Copy all of the material exactly. Pictures are not to appear in the copy.

==== LISTED RECORDS ====

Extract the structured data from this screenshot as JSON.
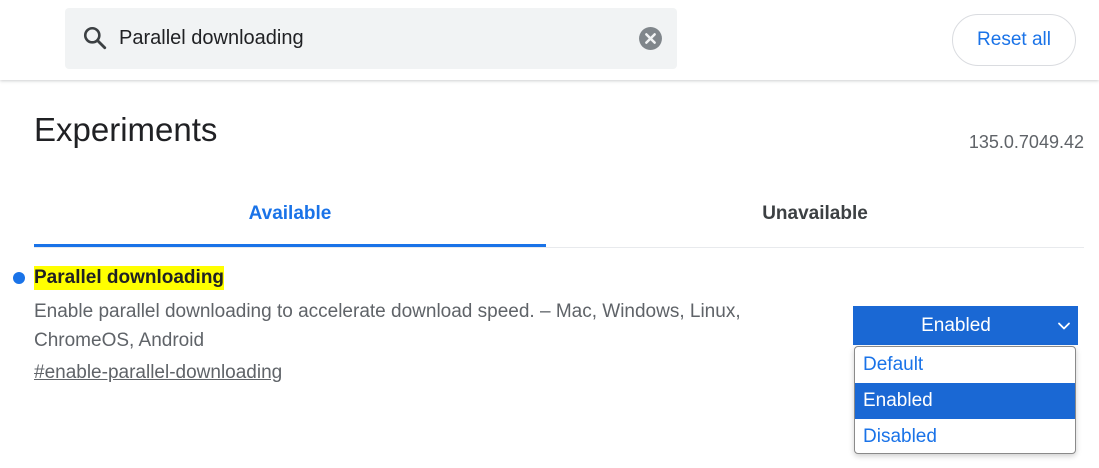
{
  "search": {
    "value": "Parallel downloading",
    "icon": "search-icon",
    "clear_icon": "close-circle-icon"
  },
  "header": {
    "reset_label": "Reset all"
  },
  "page": {
    "title": "Experiments",
    "version": "135.0.7049.42"
  },
  "tabs": [
    {
      "label": "Available",
      "active": true
    },
    {
      "label": "Unavailable",
      "active": false
    }
  ],
  "experiment": {
    "name": "Parallel downloading",
    "description": "Enable parallel downloading to accelerate download speed. – Mac, Windows, Linux, ChromeOS, Android",
    "link": "#enable-parallel-downloading",
    "selected_value": "Enabled",
    "options": [
      "Default",
      "Enabled",
      "Disabled"
    ]
  },
  "colors": {
    "accent": "#1a73e8",
    "select_bg": "#1a68d4",
    "highlight": "#ffff00",
    "search_bg": "#f1f3f4"
  }
}
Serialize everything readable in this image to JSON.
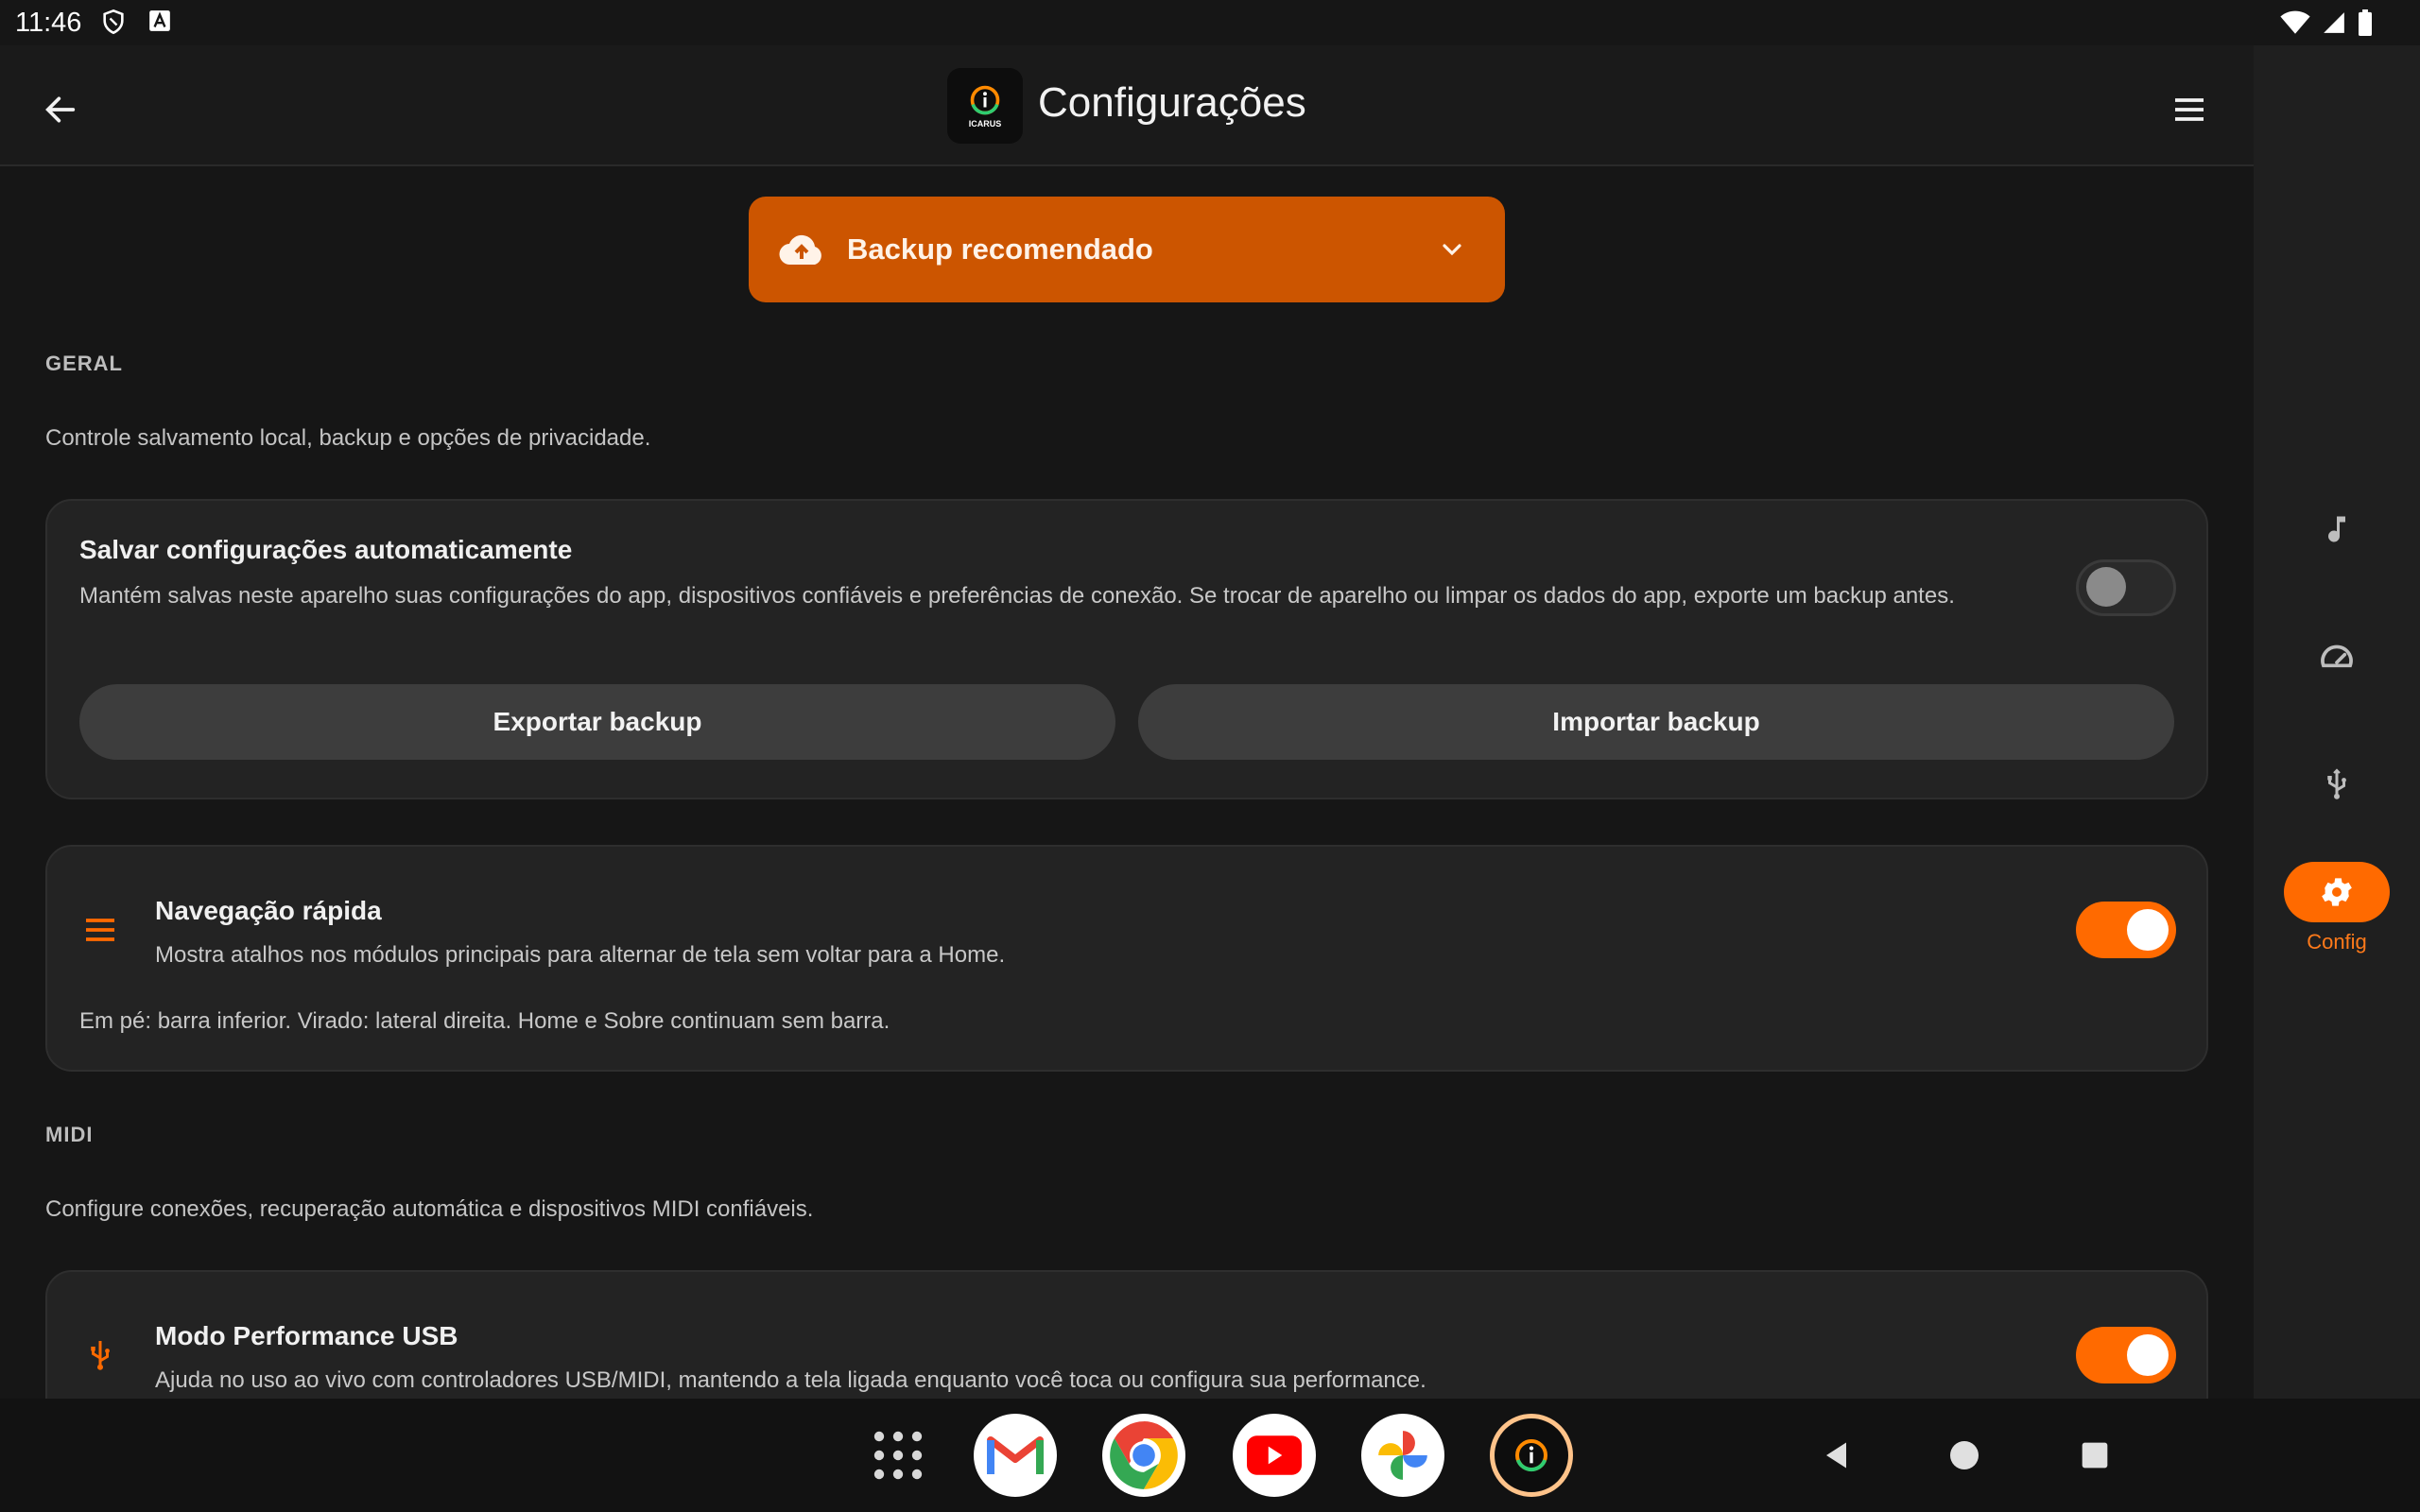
{
  "status_bar": {
    "time": "11:46"
  },
  "app_bar": {
    "title": "Configurações",
    "logo_text": "ICARUS"
  },
  "banner": {
    "title": "Backup recomendado"
  },
  "sections": {
    "general": {
      "label": "GERAL",
      "description": "Controle salvamento local, backup e opções de privacidade."
    },
    "midi": {
      "label": "MIDI",
      "description": "Configure conexões, recuperação automática e dispositivos MIDI confiáveis."
    }
  },
  "autosave_card": {
    "title": "Salvar configurações automaticamente",
    "description": "Mantém salvas neste aparelho suas configurações do app, dispositivos confiáveis e preferências de conexão. Se trocar de aparelho ou limpar os dados do app, exporte um backup antes.",
    "toggle_on": false,
    "export_label": "Exportar backup",
    "import_label": "Importar backup"
  },
  "quicknav_card": {
    "title": "Navegação rápida",
    "description": "Mostra atalhos nos módulos principais para alternar de tela sem voltar para a Home.",
    "note": "Em pé: barra inferior. Virado: lateral direita. Home e Sobre continuam sem barra.",
    "toggle_on": true
  },
  "usb_card": {
    "title": "Modo Performance USB",
    "description": "Ajuda no uso ao vivo com controladores USB/MIDI, mantendo a tela ligada enquanto você toca ou configura sua performance.",
    "toggle_on": true
  },
  "rail": {
    "items": [
      {
        "icon": "music-note-icon"
      },
      {
        "icon": "speedometer-icon"
      },
      {
        "icon": "usb-icon"
      },
      {
        "icon": "gear-icon",
        "label": "Config",
        "active": true
      }
    ]
  },
  "dock": {
    "apps": [
      "app-drawer",
      "gmail",
      "chrome",
      "youtube",
      "photos",
      "icarus"
    ]
  },
  "colors": {
    "accent": "#ff6a00",
    "banner": "#cc5500",
    "background": "#161616",
    "card": "#232323"
  }
}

====

- [ANSWER BELOW]
Extract the structured data from this screenshot as JSON.
{
  "search": {
    "value": "Parallel downloading",
    "icon": "search-icon",
    "clear_icon": "close-circle-icon"
  },
  "header": {
    "reset_label": "Reset all"
  },
  "page": {
    "title": "Experiments",
    "version": "135.0.7049.42"
  },
  "tabs": [
    {
      "label": "Available",
      "active": true
    },
    {
      "label": "Unavailable",
      "active": false
    }
  ],
  "experiment": {
    "name": "Parallel downloading",
    "description": "Enable parallel downloading to accelerate download speed. – Mac, Windows, Linux, ChromeOS, Android",
    "link": "#enable-parallel-downloading",
    "selected_value": "Enabled",
    "options": [
      "Default",
      "Enabled",
      "Disabled"
    ]
  },
  "colors": {
    "accent": "#1a73e8",
    "select_bg": "#1a68d4",
    "highlight": "#ffff00",
    "search_bg": "#f1f3f4"
  }
}
Serialize everything readable in this image to JSON.
{
  "status_bar": {
    "time": "11:46"
  },
  "app_bar": {
    "title": "Configurações",
    "logo_text": "ICARUS"
  },
  "banner": {
    "title": "Backup recomendado"
  },
  "sections": {
    "general": {
      "label": "GERAL",
      "description": "Controle salvamento local, backup e opções de privacidade."
    },
    "midi": {
      "label": "MIDI",
      "description": "Configure conexões, recuperação automática e dispositivos MIDI confiáveis."
    }
  },
  "autosave_card": {
    "title": "Salvar configurações automaticamente",
    "description": "Mantém salvas neste aparelho suas configurações do app, dispositivos confiáveis e preferências de conexão. Se trocar de aparelho ou limpar os dados do app, exporte um backup antes.",
    "toggle_on": false,
    "export_label": "Exportar backup",
    "import_label": "Importar backup"
  },
  "quicknav_card": {
    "title": "Navegação rápida",
    "description": "Mostra atalhos nos módulos principais para alternar de tela sem voltar para a Home.",
    "note": "Em pé: barra inferior. Virado: lateral direita. Home e Sobre continuam sem barra.",
    "toggle_on": true
  },
  "usb_card": {
    "title": "Modo Performance USB",
    "description": "Ajuda no uso ao vivo com controladores USB/MIDI, mantendo a tela ligada enquanto você toca ou configura sua performance.",
    "toggle_on": true
  },
  "rail": {
    "items": [
      {
        "icon": "music-note-icon"
      },
      {
        "icon": "speedometer-icon"
      },
      {
        "icon": "usb-icon"
      },
      {
        "icon": "gear-icon",
        "label": "Config",
        "active": true
      }
    ]
  },
  "dock": {
    "apps": [
      "app-drawer",
      "gmail",
      "chrome",
      "youtube",
      "photos",
      "icarus"
    ]
  },
  "colors": {
    "accent": "#ff6a00",
    "banner": "#cc5500",
    "background": "#161616",
    "card": "#232323"
  }
}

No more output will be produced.